**Problem description**
Quote every line as given.

**Data rows**
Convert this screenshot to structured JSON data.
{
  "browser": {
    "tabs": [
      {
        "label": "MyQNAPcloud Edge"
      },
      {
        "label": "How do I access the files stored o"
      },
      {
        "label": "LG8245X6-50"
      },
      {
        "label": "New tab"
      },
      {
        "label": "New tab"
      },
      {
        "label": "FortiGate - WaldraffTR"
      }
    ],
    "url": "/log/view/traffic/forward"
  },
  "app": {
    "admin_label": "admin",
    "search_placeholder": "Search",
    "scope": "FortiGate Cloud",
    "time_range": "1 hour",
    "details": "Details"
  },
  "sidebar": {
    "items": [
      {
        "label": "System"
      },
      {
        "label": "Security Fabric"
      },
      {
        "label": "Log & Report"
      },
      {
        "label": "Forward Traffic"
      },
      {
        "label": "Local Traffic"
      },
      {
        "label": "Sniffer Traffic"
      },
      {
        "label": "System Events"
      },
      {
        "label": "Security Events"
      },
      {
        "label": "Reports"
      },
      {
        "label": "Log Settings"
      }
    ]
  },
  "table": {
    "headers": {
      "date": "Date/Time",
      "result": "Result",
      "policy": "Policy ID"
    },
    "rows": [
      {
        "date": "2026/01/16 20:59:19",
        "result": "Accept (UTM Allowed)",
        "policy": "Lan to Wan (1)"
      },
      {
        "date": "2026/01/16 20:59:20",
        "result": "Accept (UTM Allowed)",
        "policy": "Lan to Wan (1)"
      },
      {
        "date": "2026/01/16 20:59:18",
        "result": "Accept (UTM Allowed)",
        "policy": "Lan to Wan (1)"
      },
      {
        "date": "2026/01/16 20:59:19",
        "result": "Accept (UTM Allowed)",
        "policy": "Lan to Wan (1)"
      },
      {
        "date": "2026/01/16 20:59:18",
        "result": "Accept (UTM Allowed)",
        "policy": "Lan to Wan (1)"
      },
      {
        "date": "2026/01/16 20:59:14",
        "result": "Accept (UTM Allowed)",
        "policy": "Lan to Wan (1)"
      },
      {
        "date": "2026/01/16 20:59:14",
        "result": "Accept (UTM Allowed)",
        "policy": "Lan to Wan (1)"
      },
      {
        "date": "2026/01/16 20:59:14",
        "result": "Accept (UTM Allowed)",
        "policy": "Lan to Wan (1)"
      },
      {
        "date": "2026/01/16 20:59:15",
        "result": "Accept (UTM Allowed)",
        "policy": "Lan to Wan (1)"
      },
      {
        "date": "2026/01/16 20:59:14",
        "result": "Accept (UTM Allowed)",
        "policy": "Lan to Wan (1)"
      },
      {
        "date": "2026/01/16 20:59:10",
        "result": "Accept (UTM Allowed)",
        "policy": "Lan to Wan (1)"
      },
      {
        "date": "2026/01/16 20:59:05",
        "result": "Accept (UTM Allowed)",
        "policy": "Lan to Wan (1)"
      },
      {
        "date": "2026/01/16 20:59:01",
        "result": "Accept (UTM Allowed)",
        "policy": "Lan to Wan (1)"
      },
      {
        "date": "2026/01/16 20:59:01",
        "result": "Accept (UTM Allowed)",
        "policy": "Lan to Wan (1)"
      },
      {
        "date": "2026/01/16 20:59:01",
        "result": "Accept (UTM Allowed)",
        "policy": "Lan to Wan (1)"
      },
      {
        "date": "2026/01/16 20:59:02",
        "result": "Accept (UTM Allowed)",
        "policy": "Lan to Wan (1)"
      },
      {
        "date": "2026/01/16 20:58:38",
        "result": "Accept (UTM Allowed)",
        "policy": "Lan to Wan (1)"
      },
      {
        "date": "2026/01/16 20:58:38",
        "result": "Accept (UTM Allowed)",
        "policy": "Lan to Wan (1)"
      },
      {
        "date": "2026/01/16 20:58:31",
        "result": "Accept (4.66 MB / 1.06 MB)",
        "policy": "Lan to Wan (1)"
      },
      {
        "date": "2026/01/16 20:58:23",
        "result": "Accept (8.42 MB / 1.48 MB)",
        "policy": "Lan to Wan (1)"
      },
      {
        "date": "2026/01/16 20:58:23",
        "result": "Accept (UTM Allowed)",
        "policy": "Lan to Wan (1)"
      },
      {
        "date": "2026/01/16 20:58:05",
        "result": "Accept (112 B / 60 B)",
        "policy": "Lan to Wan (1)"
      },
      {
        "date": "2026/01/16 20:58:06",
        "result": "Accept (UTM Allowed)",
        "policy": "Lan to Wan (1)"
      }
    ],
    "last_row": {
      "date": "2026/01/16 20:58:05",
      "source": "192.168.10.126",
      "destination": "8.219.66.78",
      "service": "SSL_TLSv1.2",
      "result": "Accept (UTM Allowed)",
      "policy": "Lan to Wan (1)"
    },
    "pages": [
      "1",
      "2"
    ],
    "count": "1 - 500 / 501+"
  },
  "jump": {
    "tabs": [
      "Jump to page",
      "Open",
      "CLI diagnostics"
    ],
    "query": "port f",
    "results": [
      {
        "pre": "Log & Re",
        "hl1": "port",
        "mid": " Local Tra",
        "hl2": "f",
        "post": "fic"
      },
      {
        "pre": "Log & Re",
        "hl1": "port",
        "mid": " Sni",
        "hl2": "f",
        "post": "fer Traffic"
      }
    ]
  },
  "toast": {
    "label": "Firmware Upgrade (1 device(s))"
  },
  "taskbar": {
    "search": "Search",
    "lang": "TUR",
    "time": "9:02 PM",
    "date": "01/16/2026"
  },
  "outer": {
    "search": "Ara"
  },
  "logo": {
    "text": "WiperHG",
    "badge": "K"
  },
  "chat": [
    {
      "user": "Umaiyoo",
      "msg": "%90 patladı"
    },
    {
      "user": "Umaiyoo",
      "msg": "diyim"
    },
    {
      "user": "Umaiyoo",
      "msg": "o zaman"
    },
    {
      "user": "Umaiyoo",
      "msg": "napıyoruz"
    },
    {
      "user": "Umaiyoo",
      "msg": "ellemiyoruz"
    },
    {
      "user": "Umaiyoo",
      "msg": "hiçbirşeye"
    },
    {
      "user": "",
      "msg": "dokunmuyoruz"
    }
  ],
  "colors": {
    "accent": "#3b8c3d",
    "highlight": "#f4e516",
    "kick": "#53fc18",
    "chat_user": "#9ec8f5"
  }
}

**Correct response**
Convert this screenshot to structured JSON data.
{
  "browser": {
    "tabs": [
      {
        "label": "MyQNAPcloud Edge"
      },
      {
        "label": "How do I access the files stored o"
      },
      {
        "label": "LG8245X6-50"
      },
      {
        "label": "New tab"
      },
      {
        "label": "New tab"
      },
      {
        "label": "FortiGate - WaldraffTR"
      }
    ],
    "url": "/log/view/traffic/forward"
  },
  "app": {
    "admin_label": "admin",
    "search_placeholder": "Search",
    "scope": "FortiGate Cloud",
    "time_range": "1 hour",
    "details": "Details"
  },
  "sidebar": {
    "items": [
      {
        "label": "System"
      },
      {
        "label": "Security Fabric"
      },
      {
        "label": "Log & Report"
      },
      {
        "label": "Forward Traffic"
      },
      {
        "label": "Local Traffic"
      },
      {
        "label": "Sniffer Traffic"
      },
      {
        "label": "System Events"
      },
      {
        "label": "Security Events"
      },
      {
        "label": "Reports"
      },
      {
        "label": "Log Settings"
      }
    ]
  },
  "table": {
    "headers": {
      "date": "Date/Time",
      "result": "Result",
      "policy": "Policy ID"
    },
    "rows": [
      {
        "date": "2026/01/16 20:59:19",
        "result": "Accept (UTM Allowed)",
        "policy": "Lan to Wan (1)"
      },
      {
        "date": "2026/01/16 20:59:20",
        "result": "Accept (UTM Allowed)",
        "policy": "Lan to Wan (1)"
      },
      {
        "date": "2026/01/16 20:59:18",
        "result": "Accept (UTM Allowed)",
        "policy": "Lan to Wan (1)"
      },
      {
        "date": "2026/01/16 20:59:19",
        "result": "Accept (UTM Allowed)",
        "policy": "Lan to Wan (1)"
      },
      {
        "date": "2026/01/16 20:59:18",
        "result": "Accept (UTM Allowed)",
        "policy": "Lan to Wan (1)"
      },
      {
        "date": "2026/01/16 20:59:14",
        "result": "Accept (UTM Allowed)",
        "policy": "Lan to Wan (1)"
      },
      {
        "date": "2026/01/16 20:59:14",
        "result": "Accept (UTM Allowed)",
        "policy": "Lan to Wan (1)"
      },
      {
        "date": "2026/01/16 20:59:14",
        "result": "Accept (UTM Allowed)",
        "policy": "Lan to Wan (1)"
      },
      {
        "date": "2026/01/16 20:59:15",
        "result": "Accept (UTM Allowed)",
        "policy": "Lan to Wan (1)"
      },
      {
        "date": "2026/01/16 20:59:14",
        "result": "Accept (UTM Allowed)",
        "policy": "Lan to Wan (1)"
      },
      {
        "date": "2026/01/16 20:59:10",
        "result": "Accept (UTM Allowed)",
        "policy": "Lan to Wan (1)"
      },
      {
        "date": "2026/01/16 20:59:05",
        "result": "Accept (UTM Allowed)",
        "policy": "Lan to Wan (1)"
      },
      {
        "date": "2026/01/16 20:59:01",
        "result": "Accept (UTM Allowed)",
        "policy": "Lan to Wan (1)"
      },
      {
        "date": "2026/01/16 20:59:01",
        "result": "Accept (UTM Allowed)",
        "policy": "Lan to Wan (1)"
      },
      {
        "date": "2026/01/16 20:59:01",
        "result": "Accept (UTM Allowed)",
        "policy": "Lan to Wan (1)"
      },
      {
        "date": "2026/01/16 20:59:02",
        "result": "Accept (UTM Allowed)",
        "policy": "Lan to Wan (1)"
      },
      {
        "date": "2026/01/16 20:58:38",
        "result": "Accept (UTM Allowed)",
        "policy": "Lan to Wan (1)"
      },
      {
        "date": "2026/01/16 20:58:38",
        "result": "Accept (UTM Allowed)",
        "policy": "Lan to Wan (1)"
      },
      {
        "date": "2026/01/16 20:58:31",
        "result": "Accept (4.66 MB / 1.06 MB)",
        "policy": "Lan to Wan (1)"
      },
      {
        "date": "2026/01/16 20:58:23",
        "result": "Accept (8.42 MB / 1.48 MB)",
        "policy": "Lan to Wan (1)"
      },
      {
        "date": "2026/01/16 20:58:23",
        "result": "Accept (UTM Allowed)",
        "policy": "Lan to Wan (1)"
      },
      {
        "date": "2026/01/16 20:58:05",
        "result": "Accept (112 B / 60 B)",
        "policy": "Lan to Wan (1)"
      },
      {
        "date": "2026/01/16 20:58:06",
        "result": "Accept (UTM Allowed)",
        "policy": "Lan to Wan (1)"
      }
    ],
    "last_row": {
      "date": "2026/01/16 20:58:05",
      "source": "192.168.10.126",
      "destination": "8.219.66.78",
      "service": "SSL_TLSv1.2",
      "result": "Accept (UTM Allowed)",
      "policy": "Lan to Wan (1)"
    },
    "pages": [
      "1",
      "2"
    ],
    "count": "1 - 500 / 501+"
  },
  "jump": {
    "tabs": [
      "Jump to page",
      "Open",
      "CLI diagnostics"
    ],
    "query": "port f",
    "results": [
      {
        "pre": "Log & Re",
        "hl1": "port",
        "mid": " Local Tra",
        "hl2": "f",
        "post": "fic"
      },
      {
        "pre": "Log & Re",
        "hl1": "port",
        "mid": " Sni",
        "hl2": "f",
        "post": "fer Traffic"
      }
    ]
  },
  "toast": {
    "label": "Firmware Upgrade (1 device(s))"
  },
  "taskbar": {
    "search": "Search",
    "lang": "TUR",
    "time": "9:02 PM",
    "date": "01/16/2026"
  },
  "outer": {
    "search": "Ara"
  },
  "logo": {
    "text": "WiperHG",
    "badge": "K"
  },
  "chat": [
    {
      "user": "Umaiyoo",
      "msg": "%90 patladı"
    },
    {
      "user": "Umaiyoo",
      "msg": "diyim"
    },
    {
      "user": "Umaiyoo",
      "msg": "o zaman"
    },
    {
      "user": "Umaiyoo",
      "msg": "napıyoruz"
    },
    {
      "user": "Umaiyoo",
      "msg": "ellemiyoruz"
    },
    {
      "user": "Umaiyoo",
      "msg": "hiçbirşeye"
    },
    {
      "user": "",
      "msg": "dokunmuyoruz"
    }
  ],
  "colors": {
    "accent": "#3b8c3d",
    "highlight": "#f4e516",
    "kick": "#53fc18",
    "chat_user": "#9ec8f5"
  }
}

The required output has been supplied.